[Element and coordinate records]
● ● ● ● ●

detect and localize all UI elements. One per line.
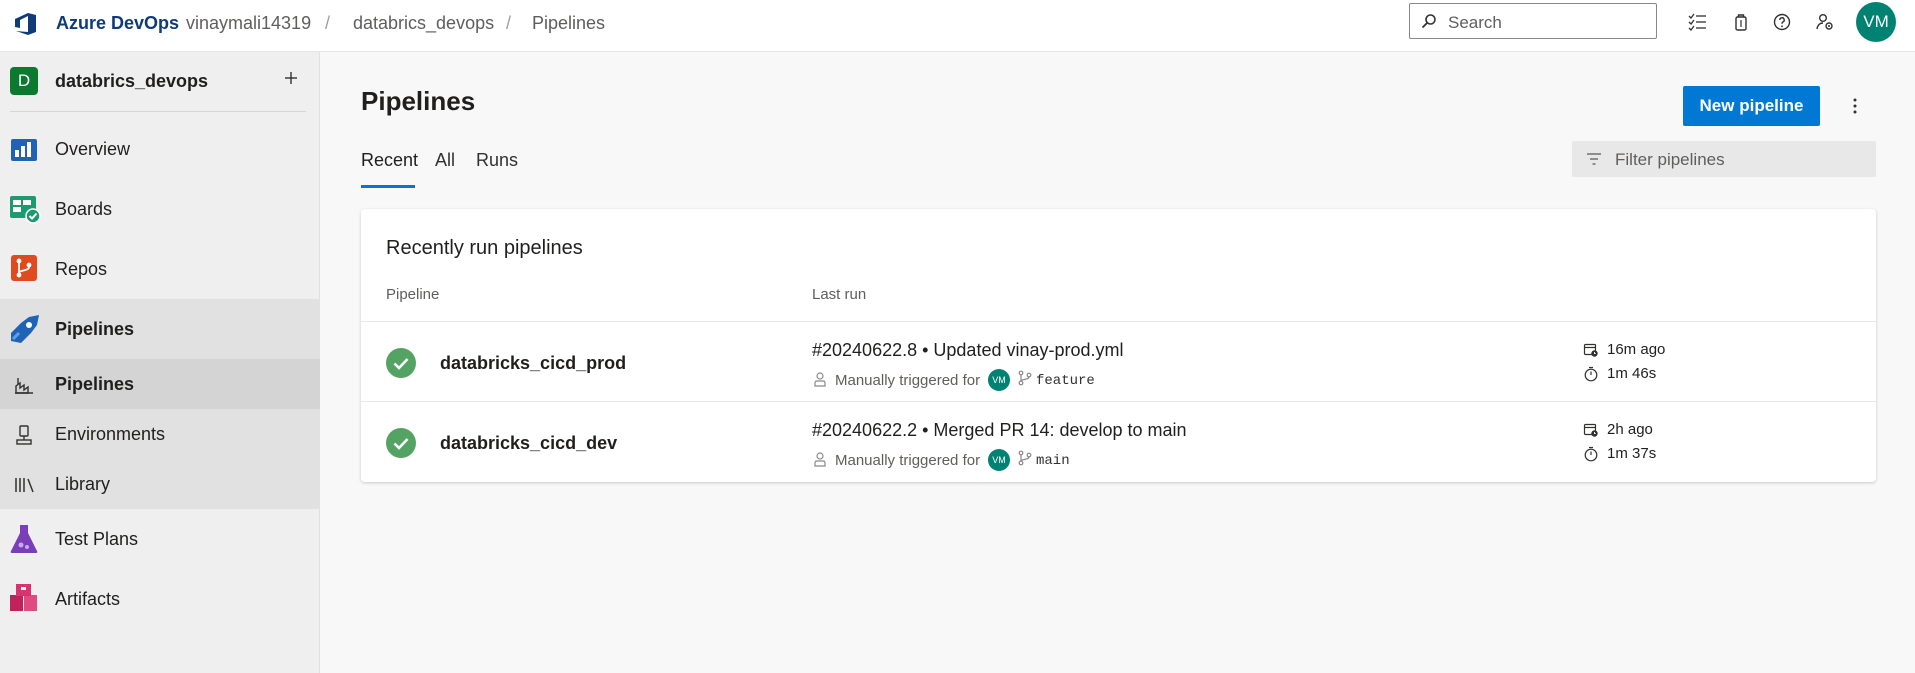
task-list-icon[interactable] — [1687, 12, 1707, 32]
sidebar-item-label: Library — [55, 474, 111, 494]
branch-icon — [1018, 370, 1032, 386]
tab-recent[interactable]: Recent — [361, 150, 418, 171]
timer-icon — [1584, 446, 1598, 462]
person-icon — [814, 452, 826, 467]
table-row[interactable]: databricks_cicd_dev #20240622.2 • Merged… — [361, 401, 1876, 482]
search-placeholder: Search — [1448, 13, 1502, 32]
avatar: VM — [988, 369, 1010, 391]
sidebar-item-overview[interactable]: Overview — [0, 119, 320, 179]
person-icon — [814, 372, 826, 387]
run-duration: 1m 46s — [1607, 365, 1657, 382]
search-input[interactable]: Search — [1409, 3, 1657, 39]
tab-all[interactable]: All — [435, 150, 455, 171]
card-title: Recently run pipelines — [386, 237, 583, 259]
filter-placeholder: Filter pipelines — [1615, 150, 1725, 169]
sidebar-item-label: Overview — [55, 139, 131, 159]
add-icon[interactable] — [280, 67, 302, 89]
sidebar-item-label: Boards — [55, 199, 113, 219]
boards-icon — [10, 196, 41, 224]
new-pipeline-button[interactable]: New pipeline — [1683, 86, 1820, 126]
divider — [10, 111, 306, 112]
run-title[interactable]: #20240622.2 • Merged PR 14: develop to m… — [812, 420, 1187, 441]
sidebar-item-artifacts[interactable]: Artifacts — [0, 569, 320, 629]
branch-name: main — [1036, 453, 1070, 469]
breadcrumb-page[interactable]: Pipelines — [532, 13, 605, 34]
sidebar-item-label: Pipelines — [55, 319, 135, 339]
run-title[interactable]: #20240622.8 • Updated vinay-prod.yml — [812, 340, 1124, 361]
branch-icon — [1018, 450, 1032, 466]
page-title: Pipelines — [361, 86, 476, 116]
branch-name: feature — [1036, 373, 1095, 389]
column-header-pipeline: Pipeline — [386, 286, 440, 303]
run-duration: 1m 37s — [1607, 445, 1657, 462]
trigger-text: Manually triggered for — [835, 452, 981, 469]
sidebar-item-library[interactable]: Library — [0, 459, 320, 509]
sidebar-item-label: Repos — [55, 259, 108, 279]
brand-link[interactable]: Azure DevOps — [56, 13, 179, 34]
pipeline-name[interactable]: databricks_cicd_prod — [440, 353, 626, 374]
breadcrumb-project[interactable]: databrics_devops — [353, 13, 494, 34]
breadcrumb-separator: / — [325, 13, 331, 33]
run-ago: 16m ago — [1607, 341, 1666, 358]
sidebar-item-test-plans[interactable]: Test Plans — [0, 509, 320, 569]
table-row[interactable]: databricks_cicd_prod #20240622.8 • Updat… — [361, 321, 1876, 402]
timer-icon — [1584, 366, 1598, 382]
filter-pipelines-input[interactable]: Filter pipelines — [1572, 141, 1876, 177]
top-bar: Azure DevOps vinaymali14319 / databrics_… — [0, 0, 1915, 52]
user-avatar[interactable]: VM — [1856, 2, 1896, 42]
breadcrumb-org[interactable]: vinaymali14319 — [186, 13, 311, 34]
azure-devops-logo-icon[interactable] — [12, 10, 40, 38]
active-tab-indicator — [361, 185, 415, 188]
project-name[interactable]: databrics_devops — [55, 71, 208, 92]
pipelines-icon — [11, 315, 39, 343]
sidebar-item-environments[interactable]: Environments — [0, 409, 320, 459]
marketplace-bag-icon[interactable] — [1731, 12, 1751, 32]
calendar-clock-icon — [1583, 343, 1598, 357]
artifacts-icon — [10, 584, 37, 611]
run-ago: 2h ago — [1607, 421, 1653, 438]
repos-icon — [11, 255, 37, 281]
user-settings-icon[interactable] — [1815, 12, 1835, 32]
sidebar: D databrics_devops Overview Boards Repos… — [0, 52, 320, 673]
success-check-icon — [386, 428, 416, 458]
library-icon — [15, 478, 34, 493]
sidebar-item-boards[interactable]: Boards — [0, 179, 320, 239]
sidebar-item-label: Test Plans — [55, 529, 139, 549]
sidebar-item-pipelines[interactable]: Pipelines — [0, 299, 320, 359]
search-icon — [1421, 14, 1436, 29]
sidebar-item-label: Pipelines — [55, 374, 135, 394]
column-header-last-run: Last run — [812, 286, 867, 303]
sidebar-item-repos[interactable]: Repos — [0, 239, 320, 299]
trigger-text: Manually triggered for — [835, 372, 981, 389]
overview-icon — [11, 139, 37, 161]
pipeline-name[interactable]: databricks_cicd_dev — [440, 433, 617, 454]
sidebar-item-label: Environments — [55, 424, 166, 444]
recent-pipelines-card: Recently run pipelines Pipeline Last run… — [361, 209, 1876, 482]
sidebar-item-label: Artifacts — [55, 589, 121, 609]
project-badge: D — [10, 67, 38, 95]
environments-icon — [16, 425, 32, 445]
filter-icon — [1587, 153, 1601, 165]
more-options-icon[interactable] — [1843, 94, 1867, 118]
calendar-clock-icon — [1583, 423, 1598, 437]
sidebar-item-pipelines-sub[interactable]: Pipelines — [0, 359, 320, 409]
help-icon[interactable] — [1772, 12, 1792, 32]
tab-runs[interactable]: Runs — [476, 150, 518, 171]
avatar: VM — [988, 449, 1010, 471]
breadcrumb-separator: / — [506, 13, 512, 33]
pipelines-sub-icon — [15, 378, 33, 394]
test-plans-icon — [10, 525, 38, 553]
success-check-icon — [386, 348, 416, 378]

● ● ● ● ●

=== Your goal ===
Extract every line of the listing above word for word, leaving out the picture lines.

=== Finished answer ===
detect and localize all UI elements. One per line.
task-list-icon[interactable] — [1687, 12, 1707, 32]
sidebar-item-label: Library — [55, 474, 111, 494]
branch-icon — [1018, 370, 1032, 386]
tab-recent[interactable]: Recent — [361, 150, 418, 171]
timer-icon — [1584, 446, 1598, 462]
person-icon — [814, 452, 826, 467]
table-row[interactable]: databricks_cicd_dev #20240622.2 • Merged… — [361, 401, 1876, 482]
search-placeholder: Search — [1448, 13, 1502, 32]
avatar: VM — [988, 369, 1010, 391]
sidebar-item-overview[interactable]: Overview — [0, 119, 320, 179]
person-icon — [814, 372, 826, 387]
run-duration: 1m 46s — [1607, 365, 1657, 382]
search-input[interactable]: Search — [1409, 3, 1657, 39]
tab-all[interactable]: All — [435, 150, 455, 171]
card-title: Recently run pipelines — [386, 237, 583, 259]
filter-placeholder: Filter pipelines — [1615, 150, 1725, 169]
sidebar-item-label: Overview — [55, 139, 131, 159]
add-icon[interactable] — [280, 67, 302, 89]
sidebar-item-label: Boards — [55, 199, 113, 219]
boards-icon — [10, 196, 41, 224]
new-pipeline-button[interactable]: New pipeline — [1683, 86, 1820, 126]
divider — [10, 111, 306, 112]
run-title[interactable]: #20240622.2 • Merged PR 14: develop to m… — [812, 420, 1187, 441]
sidebar-item-artifacts[interactable]: Artifacts — [0, 569, 320, 629]
branch-name: main — [1036, 453, 1070, 469]
breadcrumb-page[interactable]: Pipelines — [532, 13, 605, 34]
sidebar-item-label: Pipelines — [55, 319, 135, 339]
run-title[interactable]: #20240622.8 • Updated vinay-prod.yml — [812, 340, 1124, 361]
branch-icon — [1018, 450, 1032, 466]
page-title: Pipelines — [361, 86, 476, 116]
branch-name: feature — [1036, 373, 1095, 389]
column-header-pipeline: Pipeline — [386, 286, 440, 303]
run-duration: 1m 37s — [1607, 445, 1657, 462]
trigger-text: Manually triggered for — [835, 452, 981, 469]
sidebar-item-library[interactable]: Library — [0, 459, 320, 509]
sidebar-item-label: Repos — [55, 259, 108, 279]
brand-link[interactable]: Azure DevOps — [56, 13, 179, 34]
pipeline-name[interactable]: databricks_cicd_prod — [440, 353, 626, 374]
breadcrumb-project[interactable]: databrics_devops — [353, 13, 494, 34]
breadcrumb-separator: / — [325, 13, 331, 33]
run-ago: 16m ago — [1607, 341, 1666, 358]
sidebar-item-test-plans[interactable]: Test Plans — [0, 509, 320, 569]
table-row[interactable]: databricks_cicd_prod #20240622.8 • Updat… — [361, 321, 1876, 402]
timer-icon — [1584, 366, 1598, 382]
filter-pipelines-input[interactable]: Filter pipelines — [1572, 141, 1876, 177]
top-bar: Azure DevOps vinaymali14319 / databrics_… — [0, 0, 1915, 52]
user-avatar[interactable]: VM — [1856, 2, 1896, 42]
breadcrumb-org[interactable]: vinaymali14319 — [186, 13, 311, 34]
azure-devops-logo-icon[interactable] — [12, 10, 40, 38]
active-tab-indicator — [361, 185, 415, 188]
project-name[interactable]: databrics_devops — [55, 71, 208, 92]
pipelines-icon — [11, 315, 39, 343]
sidebar-item-environments[interactable]: Environments — [0, 409, 320, 459]
marketplace-bag-icon[interactable] — [1731, 12, 1751, 32]
calendar-clock-icon — [1583, 343, 1598, 357]
artifacts-icon — [10, 584, 37, 611]
run-ago: 2h ago — [1607, 421, 1653, 438]
repos-icon — [11, 255, 37, 281]
user-settings-icon[interactable] — [1815, 12, 1835, 32]
sidebar: D databrics_devops Overview Boards Repos… — [0, 52, 320, 673]
success-check-icon — [386, 428, 416, 458]
library-icon — [15, 478, 34, 493]
sidebar-item-boards[interactable]: Boards — [0, 179, 320, 239]
sidebar-item-label: Test Plans — [55, 529, 139, 549]
sidebar-item-pipelines[interactable]: Pipelines — [0, 299, 320, 359]
search-icon — [1421, 14, 1436, 29]
sidebar-item-label: Pipelines — [55, 374, 135, 394]
column-header-last-run: Last run — [812, 286, 867, 303]
sidebar-item-repos[interactable]: Repos — [0, 239, 320, 299]
trigger-text: Manually triggered for — [835, 372, 981, 389]
overview-icon — [11, 139, 37, 161]
pipeline-name[interactable]: databricks_cicd_dev — [440, 433, 617, 454]
sidebar-item-label: Environments — [55, 424, 166, 444]
recent-pipelines-card: Recently run pipelines Pipeline Last run… — [361, 209, 1876, 482]
sidebar-item-label: Artifacts — [55, 589, 121, 609]
project-badge: D — [10, 67, 38, 95]
environments-icon — [16, 425, 32, 445]
filter-icon — [1587, 153, 1601, 165]
more-options-icon[interactable] — [1843, 94, 1867, 118]
calendar-clock-icon — [1583, 423, 1598, 437]
sidebar-item-pipelines-sub[interactable]: Pipelines — [0, 359, 320, 409]
help-icon[interactable] — [1772, 12, 1792, 32]
tab-runs[interactable]: Runs — [476, 150, 518, 171]
avatar: VM — [988, 449, 1010, 471]
breadcrumb-separator: / — [506, 13, 512, 33]
pipelines-sub-icon — [15, 378, 33, 394]
test-plans-icon — [10, 525, 38, 553]
success-check-icon — [386, 348, 416, 378]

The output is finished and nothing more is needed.